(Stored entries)
begin

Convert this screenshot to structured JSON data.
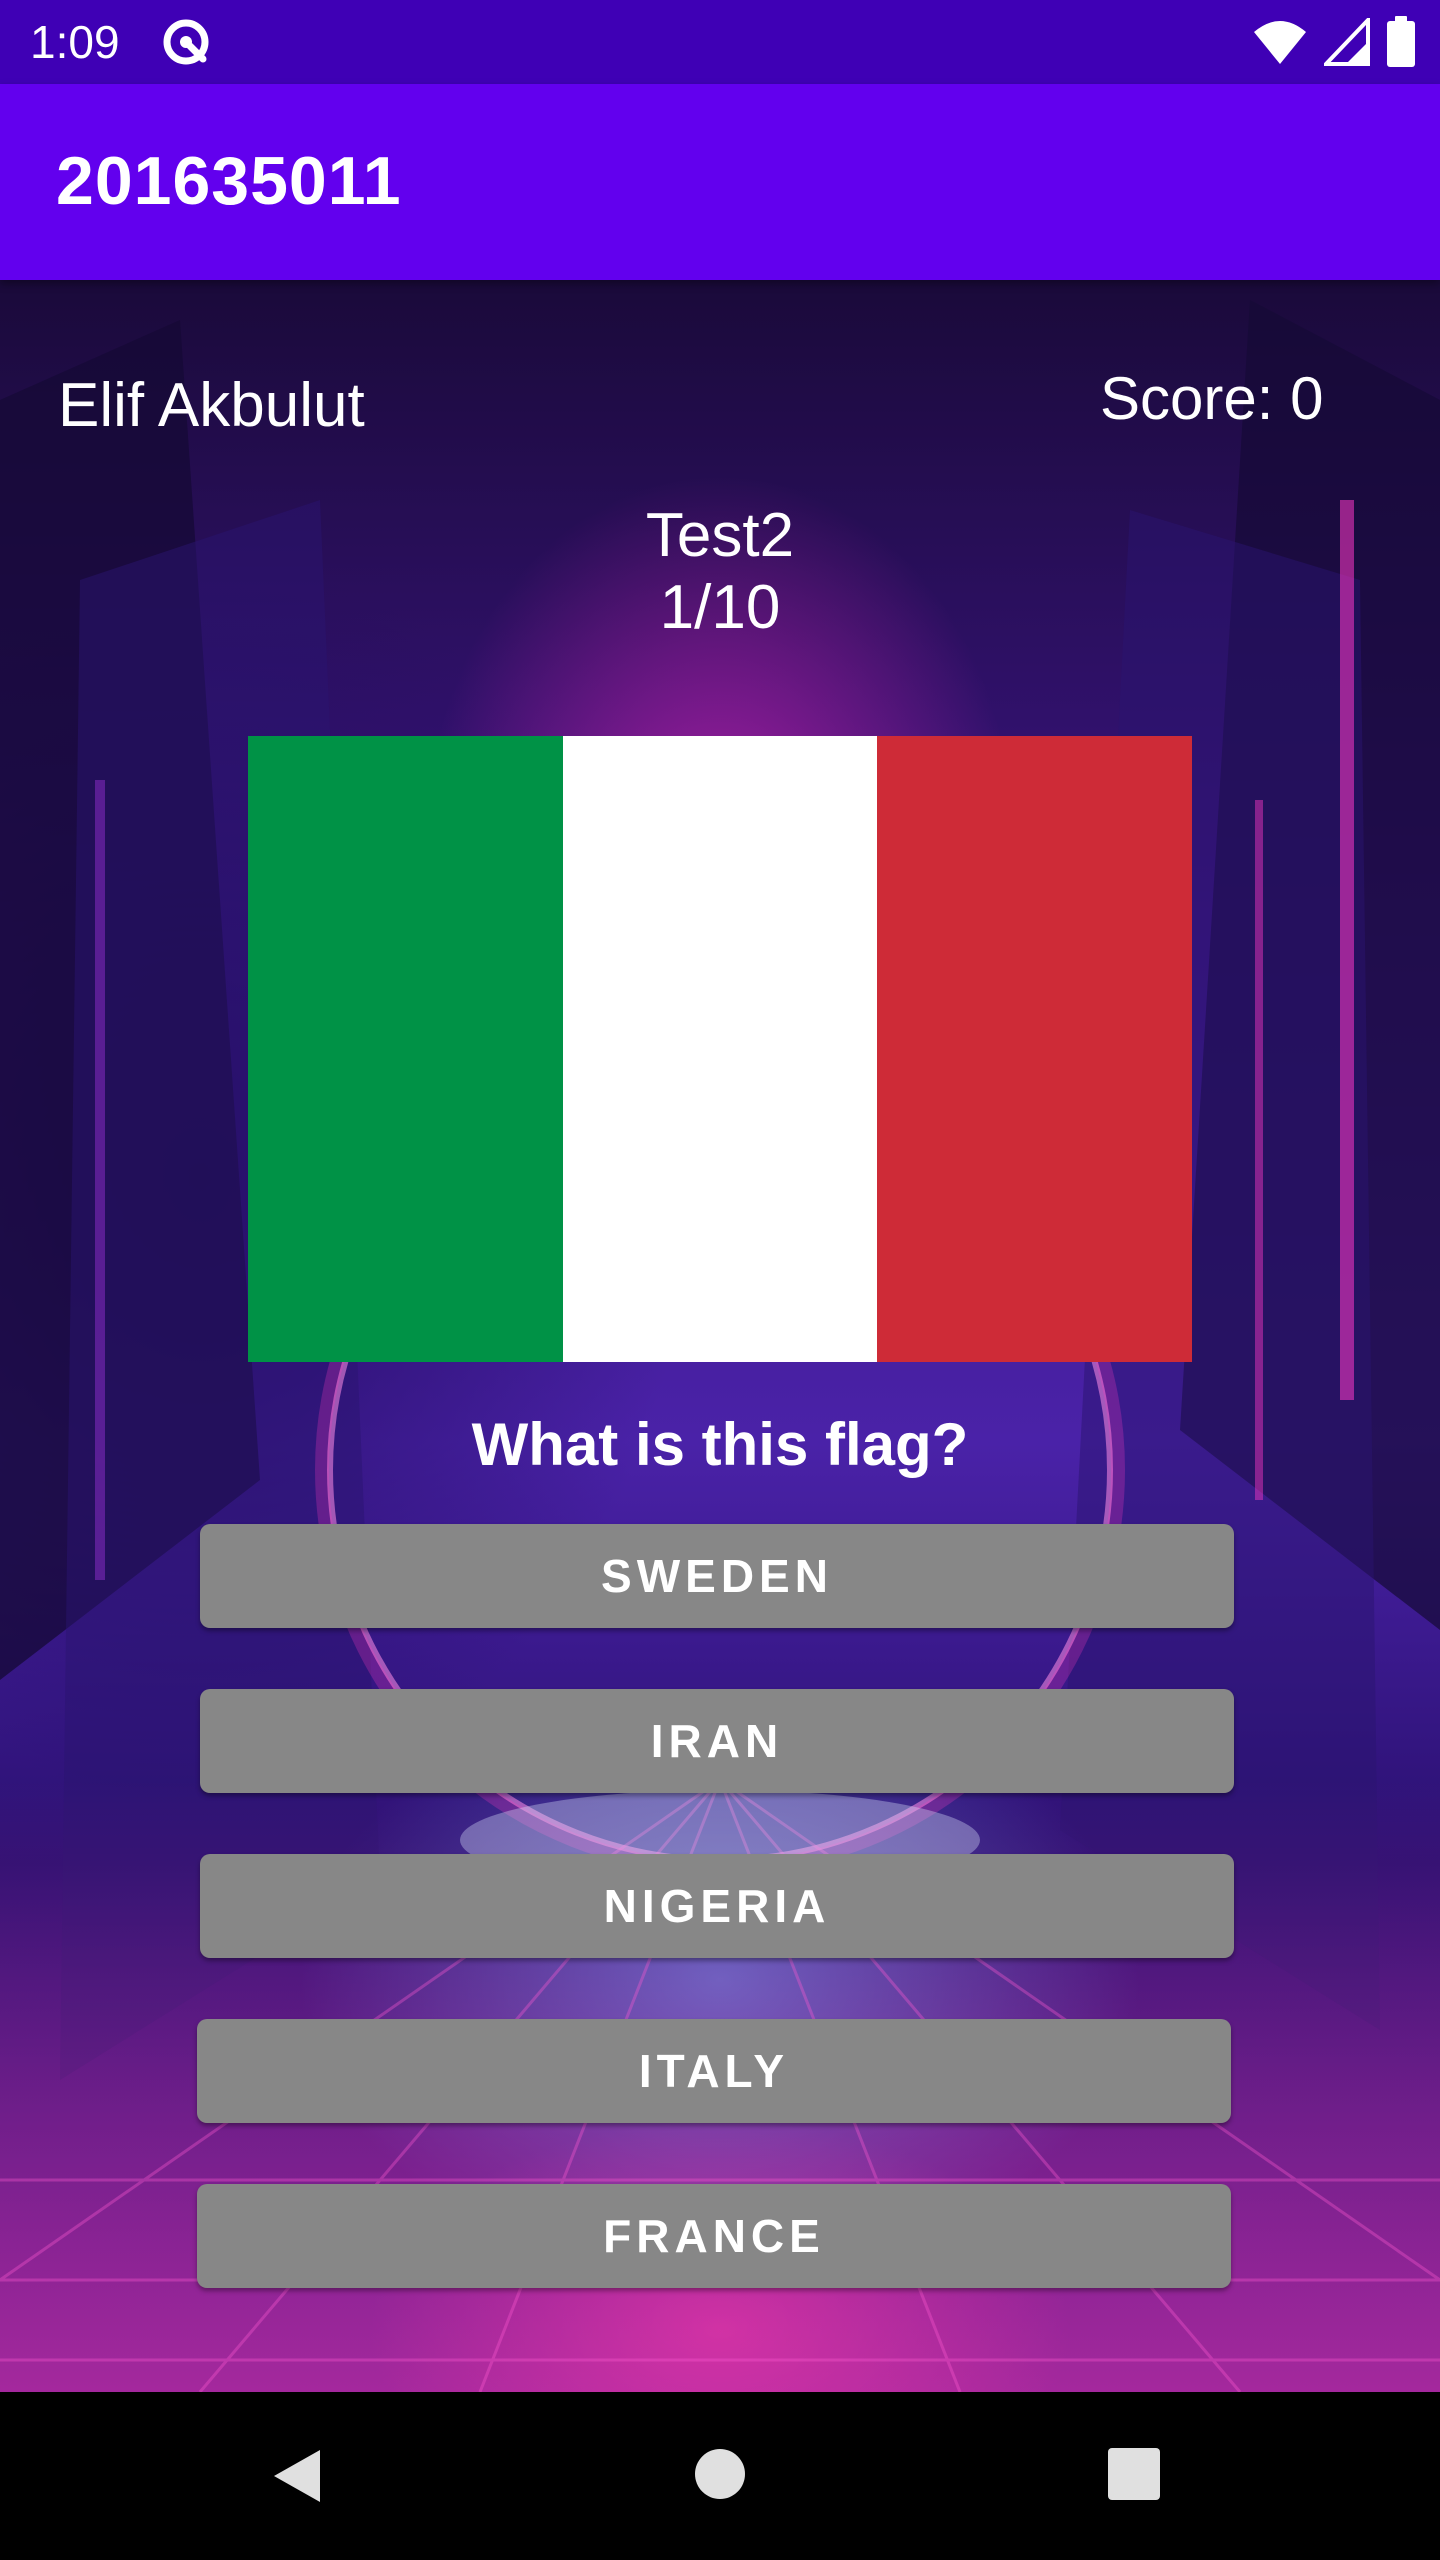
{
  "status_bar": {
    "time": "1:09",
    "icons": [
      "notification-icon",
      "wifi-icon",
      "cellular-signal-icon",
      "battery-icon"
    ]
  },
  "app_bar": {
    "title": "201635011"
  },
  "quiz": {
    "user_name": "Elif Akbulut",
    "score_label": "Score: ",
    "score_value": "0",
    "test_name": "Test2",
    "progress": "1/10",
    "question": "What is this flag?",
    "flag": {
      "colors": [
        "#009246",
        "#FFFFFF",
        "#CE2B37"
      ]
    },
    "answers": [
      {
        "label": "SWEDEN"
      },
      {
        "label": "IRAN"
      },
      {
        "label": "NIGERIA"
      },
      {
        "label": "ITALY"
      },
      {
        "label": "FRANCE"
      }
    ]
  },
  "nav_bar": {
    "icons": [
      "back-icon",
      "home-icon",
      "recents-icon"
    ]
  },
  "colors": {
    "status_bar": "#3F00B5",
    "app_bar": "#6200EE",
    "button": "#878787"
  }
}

end

**Goal**. Each record above must be returned exactly as written, with its pictures omitted.

**Full response**.
Convert this screenshot to structured JSON data.
{
  "status_bar": {
    "time": "1:09",
    "icons": [
      "notification-icon",
      "wifi-icon",
      "cellular-signal-icon",
      "battery-icon"
    ]
  },
  "app_bar": {
    "title": "201635011"
  },
  "quiz": {
    "user_name": "Elif Akbulut",
    "score_label": "Score: ",
    "score_value": "0",
    "test_name": "Test2",
    "progress": "1/10",
    "question": "What is this flag?",
    "flag": {
      "colors": [
        "#009246",
        "#FFFFFF",
        "#CE2B37"
      ]
    },
    "answers": [
      {
        "label": "SWEDEN"
      },
      {
        "label": "IRAN"
      },
      {
        "label": "NIGERIA"
      },
      {
        "label": "ITALY"
      },
      {
        "label": "FRANCE"
      }
    ]
  },
  "nav_bar": {
    "icons": [
      "back-icon",
      "home-icon",
      "recents-icon"
    ]
  },
  "colors": {
    "status_bar": "#3F00B5",
    "app_bar": "#6200EE",
    "button": "#878787"
  }
}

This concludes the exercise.